### Task
Check every line below for the word "Media" and copy the ones that have it.

### Given information
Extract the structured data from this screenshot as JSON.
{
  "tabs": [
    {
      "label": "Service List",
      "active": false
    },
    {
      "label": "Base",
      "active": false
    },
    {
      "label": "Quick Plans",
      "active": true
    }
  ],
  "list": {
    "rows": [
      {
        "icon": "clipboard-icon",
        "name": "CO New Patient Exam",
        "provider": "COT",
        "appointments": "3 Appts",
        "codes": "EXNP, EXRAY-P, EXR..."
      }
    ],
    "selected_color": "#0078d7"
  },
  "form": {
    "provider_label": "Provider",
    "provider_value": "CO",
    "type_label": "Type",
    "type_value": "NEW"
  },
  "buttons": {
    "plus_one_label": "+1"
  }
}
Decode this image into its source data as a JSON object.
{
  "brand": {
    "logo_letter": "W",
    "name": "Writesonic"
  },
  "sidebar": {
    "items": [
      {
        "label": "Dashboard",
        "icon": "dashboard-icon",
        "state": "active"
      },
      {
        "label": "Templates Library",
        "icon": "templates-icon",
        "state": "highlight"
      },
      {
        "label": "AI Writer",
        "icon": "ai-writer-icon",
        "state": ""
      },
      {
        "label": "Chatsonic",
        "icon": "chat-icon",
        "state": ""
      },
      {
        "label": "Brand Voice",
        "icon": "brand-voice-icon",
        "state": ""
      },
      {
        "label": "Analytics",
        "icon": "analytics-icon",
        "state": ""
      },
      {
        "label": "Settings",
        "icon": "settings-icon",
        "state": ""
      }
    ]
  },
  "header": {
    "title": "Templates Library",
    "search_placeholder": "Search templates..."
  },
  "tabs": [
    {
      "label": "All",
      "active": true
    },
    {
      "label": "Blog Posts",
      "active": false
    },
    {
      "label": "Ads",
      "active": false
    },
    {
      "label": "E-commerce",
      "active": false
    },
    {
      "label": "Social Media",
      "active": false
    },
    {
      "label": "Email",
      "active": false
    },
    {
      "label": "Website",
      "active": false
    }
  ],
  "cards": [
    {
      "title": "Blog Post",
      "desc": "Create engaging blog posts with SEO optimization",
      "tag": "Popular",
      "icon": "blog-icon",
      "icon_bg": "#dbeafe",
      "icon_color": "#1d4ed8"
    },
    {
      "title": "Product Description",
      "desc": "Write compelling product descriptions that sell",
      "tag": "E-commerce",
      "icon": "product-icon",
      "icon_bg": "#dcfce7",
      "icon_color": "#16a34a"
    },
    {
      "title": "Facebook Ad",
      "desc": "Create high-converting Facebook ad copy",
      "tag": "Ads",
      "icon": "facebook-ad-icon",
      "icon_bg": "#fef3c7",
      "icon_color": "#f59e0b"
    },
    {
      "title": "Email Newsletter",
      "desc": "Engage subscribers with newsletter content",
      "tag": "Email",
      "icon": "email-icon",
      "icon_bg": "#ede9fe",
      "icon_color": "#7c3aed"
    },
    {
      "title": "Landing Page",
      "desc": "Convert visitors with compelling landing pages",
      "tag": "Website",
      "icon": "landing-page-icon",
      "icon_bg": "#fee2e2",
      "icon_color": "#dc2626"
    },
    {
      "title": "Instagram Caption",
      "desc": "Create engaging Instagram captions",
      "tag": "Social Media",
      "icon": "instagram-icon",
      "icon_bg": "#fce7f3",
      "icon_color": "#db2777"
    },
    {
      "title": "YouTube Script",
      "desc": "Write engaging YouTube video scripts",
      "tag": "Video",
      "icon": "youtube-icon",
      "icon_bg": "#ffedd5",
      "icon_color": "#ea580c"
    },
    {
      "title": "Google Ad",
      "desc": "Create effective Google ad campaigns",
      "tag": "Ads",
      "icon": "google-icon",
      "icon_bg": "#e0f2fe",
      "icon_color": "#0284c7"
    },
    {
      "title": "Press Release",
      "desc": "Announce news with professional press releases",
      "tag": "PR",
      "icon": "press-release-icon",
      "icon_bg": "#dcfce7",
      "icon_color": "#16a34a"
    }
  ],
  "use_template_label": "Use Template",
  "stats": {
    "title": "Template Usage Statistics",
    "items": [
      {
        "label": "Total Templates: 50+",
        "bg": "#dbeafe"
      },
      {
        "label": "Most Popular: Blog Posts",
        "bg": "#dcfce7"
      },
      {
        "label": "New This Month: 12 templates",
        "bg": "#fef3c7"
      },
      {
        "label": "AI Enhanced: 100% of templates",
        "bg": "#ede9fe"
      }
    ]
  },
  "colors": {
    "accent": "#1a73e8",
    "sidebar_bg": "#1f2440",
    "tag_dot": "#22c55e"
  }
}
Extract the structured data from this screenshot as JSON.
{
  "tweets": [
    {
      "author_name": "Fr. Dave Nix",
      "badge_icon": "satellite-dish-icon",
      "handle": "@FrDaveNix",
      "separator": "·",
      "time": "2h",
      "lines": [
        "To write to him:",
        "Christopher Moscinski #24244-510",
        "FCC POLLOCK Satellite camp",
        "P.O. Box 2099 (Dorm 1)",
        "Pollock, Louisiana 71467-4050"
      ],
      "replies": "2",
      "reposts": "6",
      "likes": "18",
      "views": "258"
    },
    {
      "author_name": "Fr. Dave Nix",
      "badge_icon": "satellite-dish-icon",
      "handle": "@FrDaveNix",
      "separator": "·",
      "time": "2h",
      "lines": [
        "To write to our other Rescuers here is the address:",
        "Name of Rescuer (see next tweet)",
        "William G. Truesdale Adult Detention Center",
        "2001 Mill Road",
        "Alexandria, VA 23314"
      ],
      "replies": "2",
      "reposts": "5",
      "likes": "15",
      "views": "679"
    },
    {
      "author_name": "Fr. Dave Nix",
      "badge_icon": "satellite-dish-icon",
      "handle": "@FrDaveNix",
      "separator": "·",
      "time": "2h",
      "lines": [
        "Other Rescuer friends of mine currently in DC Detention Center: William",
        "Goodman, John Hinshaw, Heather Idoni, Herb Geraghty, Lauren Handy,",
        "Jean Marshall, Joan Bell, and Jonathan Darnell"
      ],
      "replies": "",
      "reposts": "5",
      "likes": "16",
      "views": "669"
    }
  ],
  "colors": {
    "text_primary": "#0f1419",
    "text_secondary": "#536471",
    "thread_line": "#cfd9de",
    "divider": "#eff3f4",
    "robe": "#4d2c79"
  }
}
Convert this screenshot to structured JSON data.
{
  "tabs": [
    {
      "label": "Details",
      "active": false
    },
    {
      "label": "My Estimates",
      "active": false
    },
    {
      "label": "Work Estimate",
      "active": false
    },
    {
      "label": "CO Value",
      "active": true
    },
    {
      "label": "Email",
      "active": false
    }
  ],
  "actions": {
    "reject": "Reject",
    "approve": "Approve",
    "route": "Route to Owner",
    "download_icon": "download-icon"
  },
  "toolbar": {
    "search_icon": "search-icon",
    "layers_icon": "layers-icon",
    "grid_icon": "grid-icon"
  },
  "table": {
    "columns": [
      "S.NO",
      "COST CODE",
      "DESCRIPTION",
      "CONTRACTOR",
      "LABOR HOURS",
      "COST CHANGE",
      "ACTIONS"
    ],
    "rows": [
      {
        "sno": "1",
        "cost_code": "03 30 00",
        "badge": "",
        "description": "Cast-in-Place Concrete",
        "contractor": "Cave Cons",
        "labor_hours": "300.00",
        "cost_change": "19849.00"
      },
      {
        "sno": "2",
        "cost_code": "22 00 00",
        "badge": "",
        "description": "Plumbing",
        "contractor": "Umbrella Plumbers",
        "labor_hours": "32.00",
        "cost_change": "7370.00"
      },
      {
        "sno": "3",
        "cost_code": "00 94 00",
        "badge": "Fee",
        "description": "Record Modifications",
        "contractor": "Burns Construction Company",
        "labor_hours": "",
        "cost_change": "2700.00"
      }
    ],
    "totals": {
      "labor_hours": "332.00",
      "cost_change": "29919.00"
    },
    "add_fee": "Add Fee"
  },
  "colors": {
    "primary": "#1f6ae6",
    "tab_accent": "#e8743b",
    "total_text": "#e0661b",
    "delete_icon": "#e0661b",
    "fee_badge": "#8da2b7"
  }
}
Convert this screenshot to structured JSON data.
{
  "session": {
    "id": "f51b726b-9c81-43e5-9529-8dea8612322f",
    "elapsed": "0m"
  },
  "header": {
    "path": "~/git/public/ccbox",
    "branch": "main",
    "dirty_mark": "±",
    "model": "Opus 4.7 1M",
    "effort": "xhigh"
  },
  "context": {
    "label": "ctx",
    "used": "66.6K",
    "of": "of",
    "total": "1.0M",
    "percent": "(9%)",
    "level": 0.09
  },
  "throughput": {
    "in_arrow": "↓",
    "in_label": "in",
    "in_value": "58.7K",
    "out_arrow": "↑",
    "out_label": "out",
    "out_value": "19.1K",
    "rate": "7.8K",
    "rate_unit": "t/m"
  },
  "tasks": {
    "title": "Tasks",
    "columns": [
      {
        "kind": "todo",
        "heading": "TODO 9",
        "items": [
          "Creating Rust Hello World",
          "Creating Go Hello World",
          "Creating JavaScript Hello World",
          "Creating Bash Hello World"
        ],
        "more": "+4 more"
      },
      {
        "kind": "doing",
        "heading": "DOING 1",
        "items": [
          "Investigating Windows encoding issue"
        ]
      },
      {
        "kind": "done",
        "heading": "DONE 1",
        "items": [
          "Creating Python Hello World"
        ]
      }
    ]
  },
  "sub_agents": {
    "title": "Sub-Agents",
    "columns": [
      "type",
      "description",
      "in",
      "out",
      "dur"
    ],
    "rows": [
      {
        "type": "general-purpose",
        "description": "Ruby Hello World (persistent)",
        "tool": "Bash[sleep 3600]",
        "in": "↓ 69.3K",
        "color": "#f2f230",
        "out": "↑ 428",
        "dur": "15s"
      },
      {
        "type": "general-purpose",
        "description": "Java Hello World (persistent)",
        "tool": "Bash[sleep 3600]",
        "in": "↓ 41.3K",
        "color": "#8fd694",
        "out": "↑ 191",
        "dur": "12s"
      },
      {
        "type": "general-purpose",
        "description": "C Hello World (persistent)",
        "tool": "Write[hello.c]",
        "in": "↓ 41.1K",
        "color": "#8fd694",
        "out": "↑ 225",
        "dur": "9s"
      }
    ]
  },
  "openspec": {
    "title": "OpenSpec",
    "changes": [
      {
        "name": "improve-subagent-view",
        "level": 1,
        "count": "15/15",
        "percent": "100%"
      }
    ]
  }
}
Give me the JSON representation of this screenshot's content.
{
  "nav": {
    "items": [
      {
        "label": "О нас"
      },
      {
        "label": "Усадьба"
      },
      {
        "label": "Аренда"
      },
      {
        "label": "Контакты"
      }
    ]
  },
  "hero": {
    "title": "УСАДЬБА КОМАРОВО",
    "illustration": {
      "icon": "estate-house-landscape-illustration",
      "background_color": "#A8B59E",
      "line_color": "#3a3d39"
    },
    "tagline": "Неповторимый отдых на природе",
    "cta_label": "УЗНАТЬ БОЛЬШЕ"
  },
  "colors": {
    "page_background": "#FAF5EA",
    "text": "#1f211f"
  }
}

### Written response
      "label": "Social Media",
      "tag": "Social Media",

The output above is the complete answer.